■ Dataset records
★ ★ ★ ★ ★ ★ ★

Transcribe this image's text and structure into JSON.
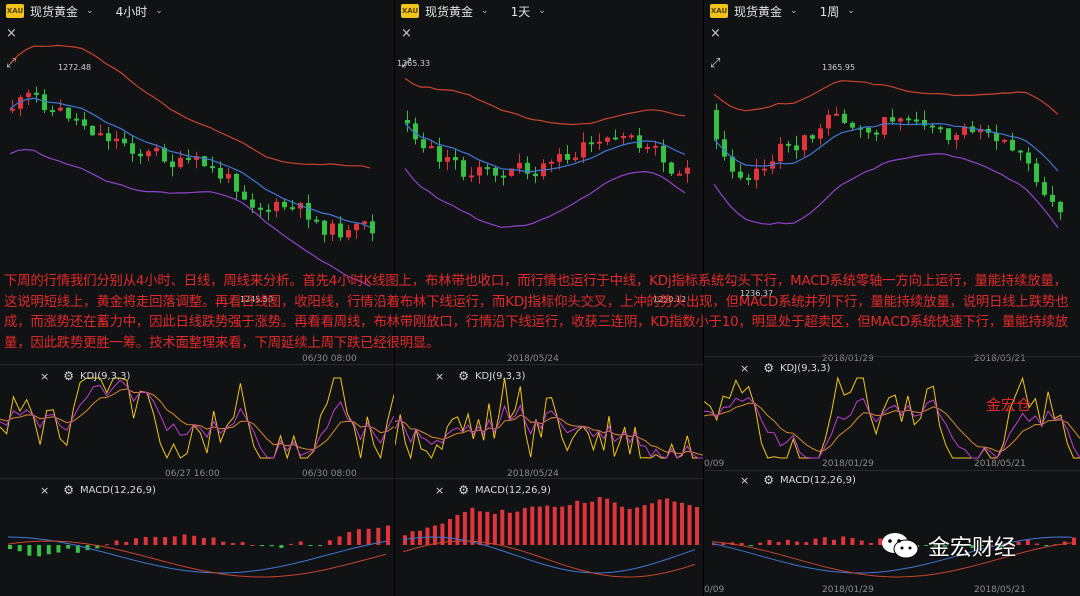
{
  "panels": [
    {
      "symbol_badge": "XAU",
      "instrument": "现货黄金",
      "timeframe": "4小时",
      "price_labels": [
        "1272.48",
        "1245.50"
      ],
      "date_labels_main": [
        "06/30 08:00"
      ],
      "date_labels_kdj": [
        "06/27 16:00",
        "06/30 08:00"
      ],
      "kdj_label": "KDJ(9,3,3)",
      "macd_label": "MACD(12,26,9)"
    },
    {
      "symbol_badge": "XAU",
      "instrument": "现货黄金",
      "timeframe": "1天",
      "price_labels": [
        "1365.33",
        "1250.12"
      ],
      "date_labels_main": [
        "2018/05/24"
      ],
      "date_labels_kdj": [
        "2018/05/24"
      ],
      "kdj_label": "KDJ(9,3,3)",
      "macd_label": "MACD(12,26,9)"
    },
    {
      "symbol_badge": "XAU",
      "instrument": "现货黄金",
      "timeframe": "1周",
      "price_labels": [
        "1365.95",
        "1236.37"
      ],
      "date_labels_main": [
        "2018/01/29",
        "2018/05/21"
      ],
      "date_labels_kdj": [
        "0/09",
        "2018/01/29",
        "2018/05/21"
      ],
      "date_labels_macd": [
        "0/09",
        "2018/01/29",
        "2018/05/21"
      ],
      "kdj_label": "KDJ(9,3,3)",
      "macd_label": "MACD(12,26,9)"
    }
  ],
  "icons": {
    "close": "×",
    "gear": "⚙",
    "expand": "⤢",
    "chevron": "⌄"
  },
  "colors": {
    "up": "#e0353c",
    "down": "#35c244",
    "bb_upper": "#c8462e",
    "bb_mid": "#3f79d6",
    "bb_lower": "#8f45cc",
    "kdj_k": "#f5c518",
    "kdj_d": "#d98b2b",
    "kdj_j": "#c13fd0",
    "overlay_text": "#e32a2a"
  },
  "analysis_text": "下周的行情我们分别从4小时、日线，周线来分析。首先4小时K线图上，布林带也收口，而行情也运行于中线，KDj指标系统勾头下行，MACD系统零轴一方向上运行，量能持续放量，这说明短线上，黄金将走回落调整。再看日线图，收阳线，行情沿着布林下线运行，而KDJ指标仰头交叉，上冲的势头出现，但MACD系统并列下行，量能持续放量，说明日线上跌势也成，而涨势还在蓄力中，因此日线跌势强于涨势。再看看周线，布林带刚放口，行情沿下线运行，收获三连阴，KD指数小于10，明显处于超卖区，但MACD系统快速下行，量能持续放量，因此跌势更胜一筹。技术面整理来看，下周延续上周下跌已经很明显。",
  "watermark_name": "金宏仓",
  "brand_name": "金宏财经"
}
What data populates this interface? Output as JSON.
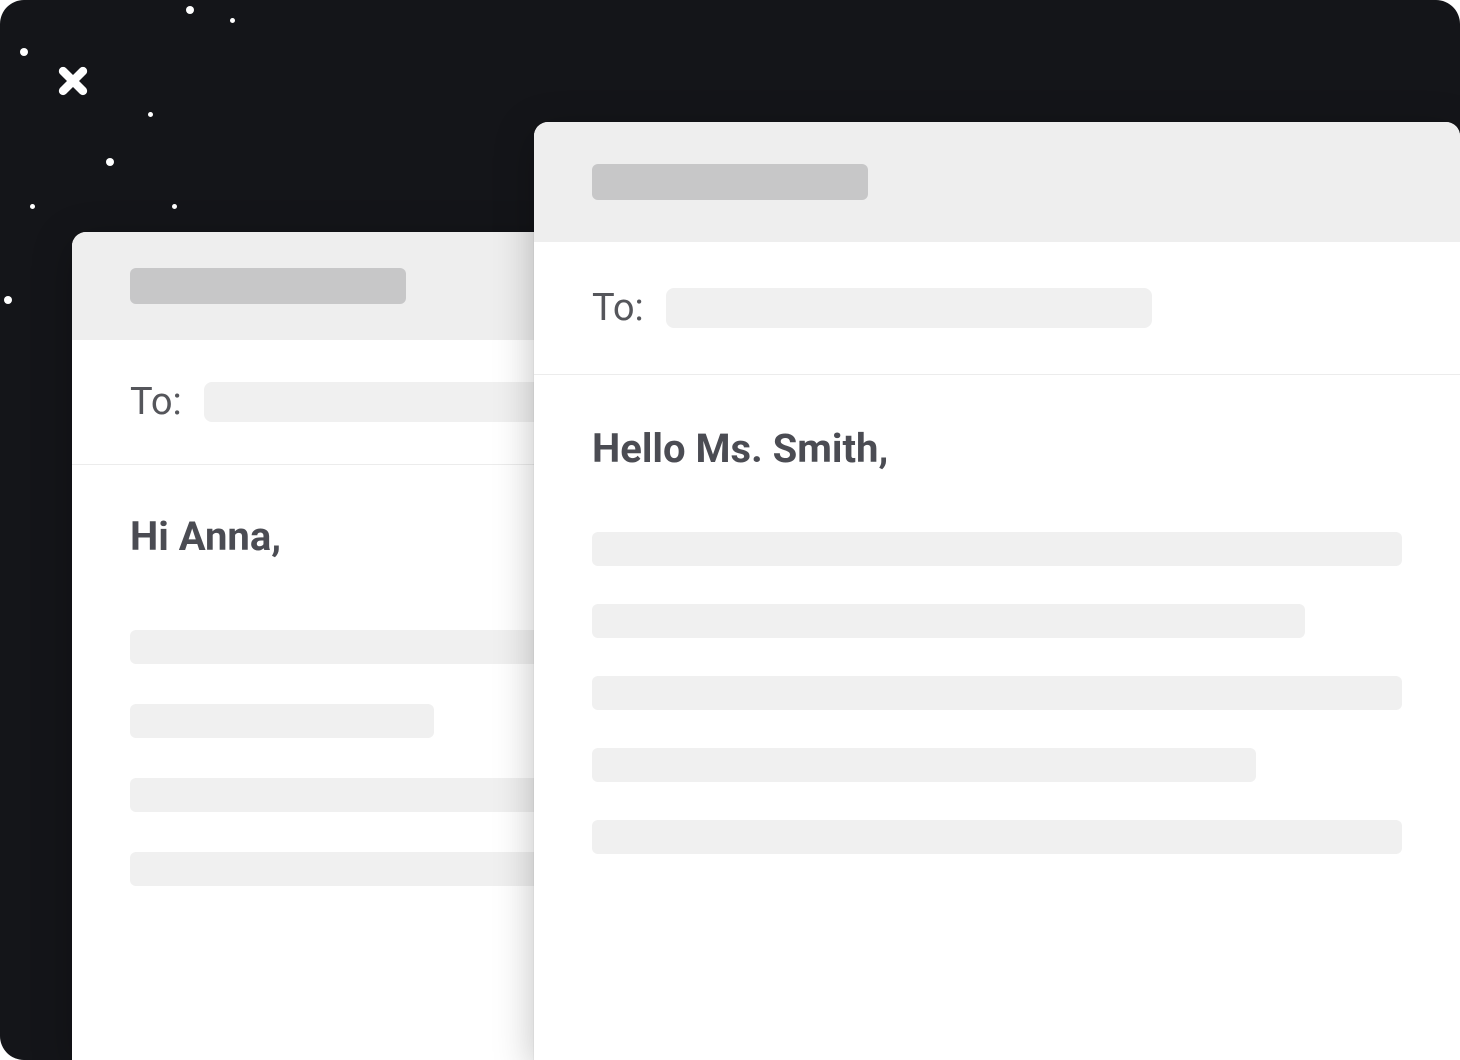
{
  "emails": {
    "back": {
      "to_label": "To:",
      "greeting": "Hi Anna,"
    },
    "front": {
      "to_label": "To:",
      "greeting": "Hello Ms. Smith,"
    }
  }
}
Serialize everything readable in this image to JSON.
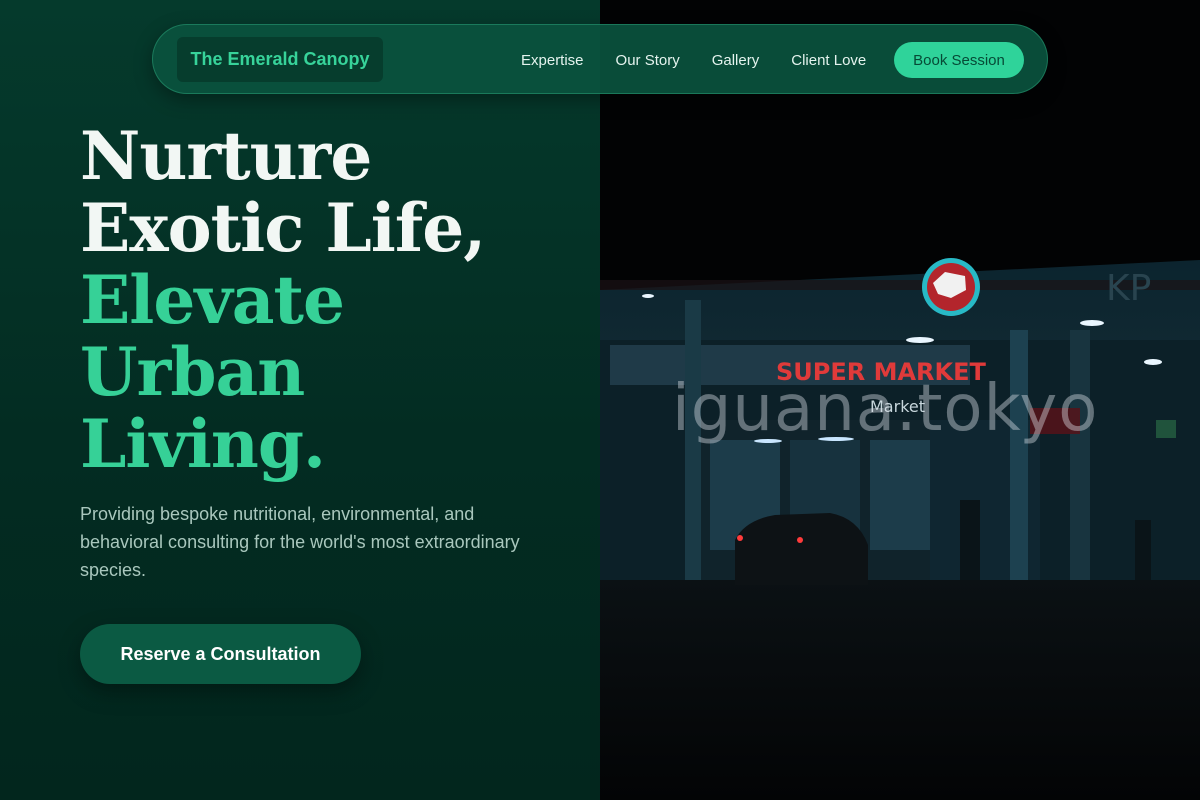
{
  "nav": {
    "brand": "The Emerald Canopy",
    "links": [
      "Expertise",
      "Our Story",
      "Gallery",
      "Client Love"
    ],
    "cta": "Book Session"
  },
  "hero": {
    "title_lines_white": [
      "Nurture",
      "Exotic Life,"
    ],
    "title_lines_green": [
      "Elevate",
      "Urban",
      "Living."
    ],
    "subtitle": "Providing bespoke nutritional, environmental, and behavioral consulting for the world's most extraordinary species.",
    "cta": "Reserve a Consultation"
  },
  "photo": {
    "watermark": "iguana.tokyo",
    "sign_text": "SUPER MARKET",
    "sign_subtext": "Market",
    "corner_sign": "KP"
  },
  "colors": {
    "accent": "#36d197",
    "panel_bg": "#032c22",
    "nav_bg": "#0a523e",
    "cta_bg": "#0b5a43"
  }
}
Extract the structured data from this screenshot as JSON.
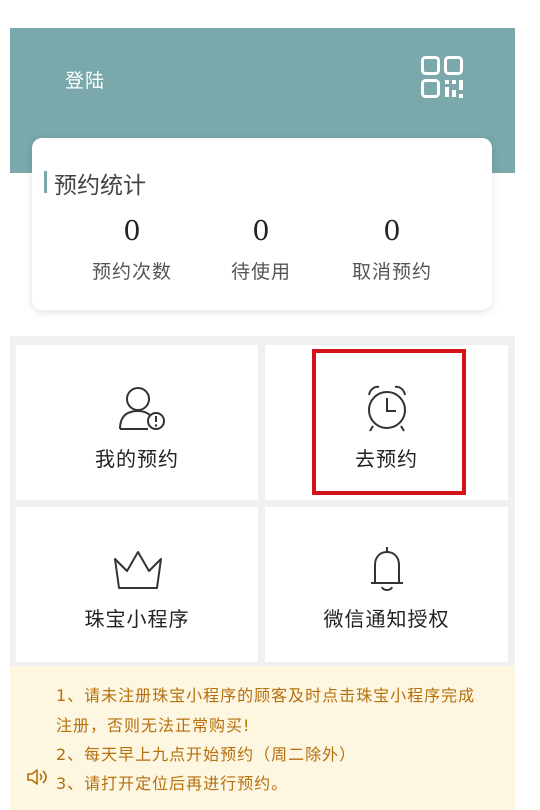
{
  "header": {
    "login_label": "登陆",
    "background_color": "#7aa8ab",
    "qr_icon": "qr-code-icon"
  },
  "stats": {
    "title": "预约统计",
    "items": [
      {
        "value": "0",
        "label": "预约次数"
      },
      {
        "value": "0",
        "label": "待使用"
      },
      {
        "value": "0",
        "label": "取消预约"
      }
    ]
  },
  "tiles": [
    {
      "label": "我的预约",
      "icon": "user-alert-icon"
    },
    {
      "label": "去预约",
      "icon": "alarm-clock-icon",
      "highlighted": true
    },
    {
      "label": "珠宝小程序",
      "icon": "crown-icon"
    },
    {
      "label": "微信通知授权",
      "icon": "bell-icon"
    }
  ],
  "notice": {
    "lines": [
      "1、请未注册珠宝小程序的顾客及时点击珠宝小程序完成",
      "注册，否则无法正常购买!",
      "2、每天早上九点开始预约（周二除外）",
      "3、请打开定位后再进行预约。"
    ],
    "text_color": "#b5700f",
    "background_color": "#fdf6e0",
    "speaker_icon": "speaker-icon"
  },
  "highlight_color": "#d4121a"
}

★ ★ ★ ★ ★ ★ ★

■ Problem to solve
Look through the entries above and report each line where the string "greeting" occurs.

■ Answer
      "greeting": "Hi Anna,"
      "greeting": "Hello Ms. Smith,"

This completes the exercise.